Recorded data
* begin *

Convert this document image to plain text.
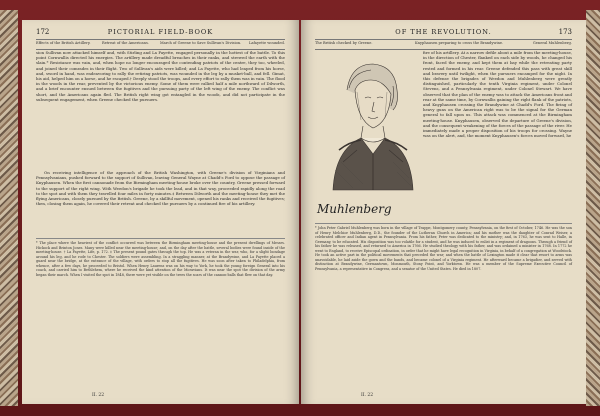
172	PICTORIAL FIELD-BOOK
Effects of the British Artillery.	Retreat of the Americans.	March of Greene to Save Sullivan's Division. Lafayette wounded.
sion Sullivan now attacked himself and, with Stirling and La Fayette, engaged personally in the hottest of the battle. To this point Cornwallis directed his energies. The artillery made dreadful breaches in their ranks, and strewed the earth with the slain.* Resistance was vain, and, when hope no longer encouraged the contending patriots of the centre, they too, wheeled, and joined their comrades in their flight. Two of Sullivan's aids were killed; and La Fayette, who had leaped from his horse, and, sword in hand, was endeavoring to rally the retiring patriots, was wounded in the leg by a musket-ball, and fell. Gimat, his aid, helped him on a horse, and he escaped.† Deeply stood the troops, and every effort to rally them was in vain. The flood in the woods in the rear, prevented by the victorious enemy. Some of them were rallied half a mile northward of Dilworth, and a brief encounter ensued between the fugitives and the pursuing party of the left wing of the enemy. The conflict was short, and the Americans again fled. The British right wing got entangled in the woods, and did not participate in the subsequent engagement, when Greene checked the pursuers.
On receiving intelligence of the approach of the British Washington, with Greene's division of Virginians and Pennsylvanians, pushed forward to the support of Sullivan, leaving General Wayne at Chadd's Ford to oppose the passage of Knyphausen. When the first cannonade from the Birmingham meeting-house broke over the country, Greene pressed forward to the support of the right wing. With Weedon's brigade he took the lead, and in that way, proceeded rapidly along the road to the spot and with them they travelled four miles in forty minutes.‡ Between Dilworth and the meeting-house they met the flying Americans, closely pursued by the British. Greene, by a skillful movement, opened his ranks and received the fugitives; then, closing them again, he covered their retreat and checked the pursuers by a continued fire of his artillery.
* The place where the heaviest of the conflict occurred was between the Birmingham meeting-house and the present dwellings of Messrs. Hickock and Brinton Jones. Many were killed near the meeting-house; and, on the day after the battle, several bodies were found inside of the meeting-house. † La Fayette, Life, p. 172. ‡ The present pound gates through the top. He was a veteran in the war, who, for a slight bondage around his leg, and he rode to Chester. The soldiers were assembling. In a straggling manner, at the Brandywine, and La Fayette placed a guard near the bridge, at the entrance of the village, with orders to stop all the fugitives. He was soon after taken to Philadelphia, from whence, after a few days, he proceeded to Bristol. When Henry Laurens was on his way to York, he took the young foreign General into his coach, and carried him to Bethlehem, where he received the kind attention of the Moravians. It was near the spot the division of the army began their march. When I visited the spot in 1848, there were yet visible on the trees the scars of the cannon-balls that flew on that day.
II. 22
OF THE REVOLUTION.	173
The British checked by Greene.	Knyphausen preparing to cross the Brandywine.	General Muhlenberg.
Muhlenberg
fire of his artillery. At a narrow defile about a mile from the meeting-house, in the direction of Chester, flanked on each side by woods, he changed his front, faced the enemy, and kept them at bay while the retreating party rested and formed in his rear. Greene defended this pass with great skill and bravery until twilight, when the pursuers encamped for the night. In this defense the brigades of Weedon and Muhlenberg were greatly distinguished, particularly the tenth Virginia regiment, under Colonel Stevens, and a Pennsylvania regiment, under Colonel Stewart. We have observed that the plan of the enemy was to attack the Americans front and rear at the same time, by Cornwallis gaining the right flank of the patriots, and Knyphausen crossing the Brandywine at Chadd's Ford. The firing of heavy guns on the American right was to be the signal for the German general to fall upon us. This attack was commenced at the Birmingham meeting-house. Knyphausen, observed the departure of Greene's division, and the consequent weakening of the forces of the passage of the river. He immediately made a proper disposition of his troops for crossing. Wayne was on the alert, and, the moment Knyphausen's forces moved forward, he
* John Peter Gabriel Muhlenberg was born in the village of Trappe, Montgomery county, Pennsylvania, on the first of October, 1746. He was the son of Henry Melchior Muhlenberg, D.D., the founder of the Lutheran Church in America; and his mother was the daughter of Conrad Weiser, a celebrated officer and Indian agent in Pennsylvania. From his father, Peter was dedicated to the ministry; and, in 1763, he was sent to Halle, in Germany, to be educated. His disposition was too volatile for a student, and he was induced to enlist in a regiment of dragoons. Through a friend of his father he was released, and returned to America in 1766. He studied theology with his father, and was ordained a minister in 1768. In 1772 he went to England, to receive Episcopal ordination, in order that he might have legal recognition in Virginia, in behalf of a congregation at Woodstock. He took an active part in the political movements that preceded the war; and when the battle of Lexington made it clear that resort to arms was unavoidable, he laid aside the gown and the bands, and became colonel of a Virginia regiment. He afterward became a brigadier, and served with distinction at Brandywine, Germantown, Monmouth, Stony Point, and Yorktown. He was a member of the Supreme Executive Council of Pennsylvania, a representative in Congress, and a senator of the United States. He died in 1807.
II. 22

* end *

Leave every image out, and retype the material exactly.

Convert this document image to plain text.
172	PICTORIAL FIELD-BOOK
Effects of the British Artillery.	Retreat of the Americans.	March of Greene to Save Sullivan's Division. Lafayette wounded.
sion Sullivan now attacked himself and, with Stirling and La Fayette, engaged personally in the hottest of the battle. To this point Cornwallis directed his energies. The artillery made dreadful breaches in their ranks, and strewed the earth with the slain.* Resistance was vain, and, when hope no longer encouraged the contending patriots of the centre, they too, wheeled, and joined their comrades in their flight. Two of Sullivan's aids were killed; and La Fayette, who had leaped from his horse, and, sword in hand, was endeavoring to rally the retiring patriots, was wounded in the leg by a musket-ball, and fell. Gimat, his aid, helped him on a horse, and he escaped.† Deeply stood the troops, and every effort to rally them was in vain. The flood in the woods in the rear, prevented by the victorious enemy. Some of them were rallied half a mile northward of Dilworth, and a brief encounter ensued between the fugitives and the pursuing party of the left wing of the enemy. The conflict was short, and the Americans again fled. The British right wing got entangled in the woods, and did not participate in the subsequent engagement, when Greene checked the pursuers.
On receiving intelligence of the approach of the British Washington, with Greene's division of Virginians and Pennsylvanians, pushed forward to the support of Sullivan, leaving General Wayne at Chadd's Ford to oppose the passage of Knyphausen. When the first cannonade from the Birmingham meeting-house broke over the country, Greene pressed forward to the support of the right wing. With Weedon's brigade he took the lead, and in that way, proceeded rapidly along the road to the spot and with them they travelled four miles in forty minutes.‡ Between Dilworth and the meeting-house they met the flying Americans, closely pursued by the British. Greene, by a skillful movement, opened his ranks and received the fugitives; then, closing them again, he covered their retreat and checked the pursuers by a continued fire of his artillery.
* The place where the heaviest of the conflict occurred was between the Birmingham meeting-house and the present dwellings of Messrs. Hickock and Brinton Jones. Many were killed near the meeting-house; and, on the day after the battle, several bodies were found inside of the meeting-house. † La Fayette, Life, p. 172. ‡ The present pound gates through the top. He was a veteran in the war, who, for a slight bondage around his leg, and he rode to Chester. The soldiers were assembling. In a straggling manner, at the Brandywine, and La Fayette placed a guard near the bridge, at the entrance of the village, with orders to stop all the fugitives. He was soon after taken to Philadelphia, from whence, after a few days, he proceeded to Bristol. When Henry Laurens was on his way to York, he took the young foreign General into his coach, and carried him to Bethlehem, where he received the kind attention of the Moravians. It was near the spot the division of the army began their march. When I visited the spot in 1848, there were yet visible on the trees the scars of the cannon-balls that flew on that day.
II. 22
OF THE REVOLUTION.	173
The British checked by Greene.	Knyphausen preparing to cross the Brandywine.	General Muhlenberg.
Muhlenberg
fire of his artillery. At a narrow defile about a mile from the meeting-house, in the direction of Chester, flanked on each side by woods, he changed his front, faced the enemy, and kept them at bay while the retreating party rested and formed in his rear. Greene defended this pass with great skill and bravery until twilight, when the pursuers encamped for the night. In this defense the brigades of Weedon and Muhlenberg were greatly distinguished, particularly the tenth Virginia regiment, under Colonel Stevens, and a Pennsylvania regiment, under Colonel Stewart. We have observed that the plan of the enemy was to attack the Americans front and rear at the same time, by Cornwallis gaining the right flank of the patriots, and Knyphausen crossing the Brandywine at Chadd's Ford. The firing of heavy guns on the American right was to be the signal for the German general to fall upon us. This attack was commenced at the Birmingham meeting-house. Knyphausen, observed the departure of Greene's division, and the consequent weakening of the forces of the passage of the river. He immediately made a proper disposition of his troops for crossing. Wayne was on the alert, and, the moment Knyphausen's forces moved forward, he
* John Peter Gabriel Muhlenberg was born in the village of Trappe, Montgomery county, Pennsylvania, on the first of October, 1746. He was the son of Henry Melchior Muhlenberg, D.D., the founder of the Lutheran Church in America; and his mother was the daughter of Conrad Weiser, a celebrated officer and Indian agent in Pennsylvania. From his father, Peter was dedicated to the ministry; and, in 1763, he was sent to Halle, in Germany, to be educated. His disposition was too volatile for a student, and he was induced to enlist in a regiment of dragoons. Through a friend of his father he was released, and returned to America in 1766. He studied theology with his father, and was ordained a minister in 1768. In 1772 he went to England, to receive Episcopal ordination, in order that he might have legal recognition in Virginia, in behalf of a congregation at Woodstock. He took an active part in the political movements that preceded the war; and when the battle of Lexington made it clear that resort to arms was unavoidable, he laid aside the gown and the bands, and became colonel of a Virginia regiment. He afterward became a brigadier, and served with distinction at Brandywine, Germantown, Monmouth, Stony Point, and Yorktown. He was a member of the Supreme Executive Council of Pennsylvania, a representative in Congress, and a senator of the United States. He died in 1807.
II. 22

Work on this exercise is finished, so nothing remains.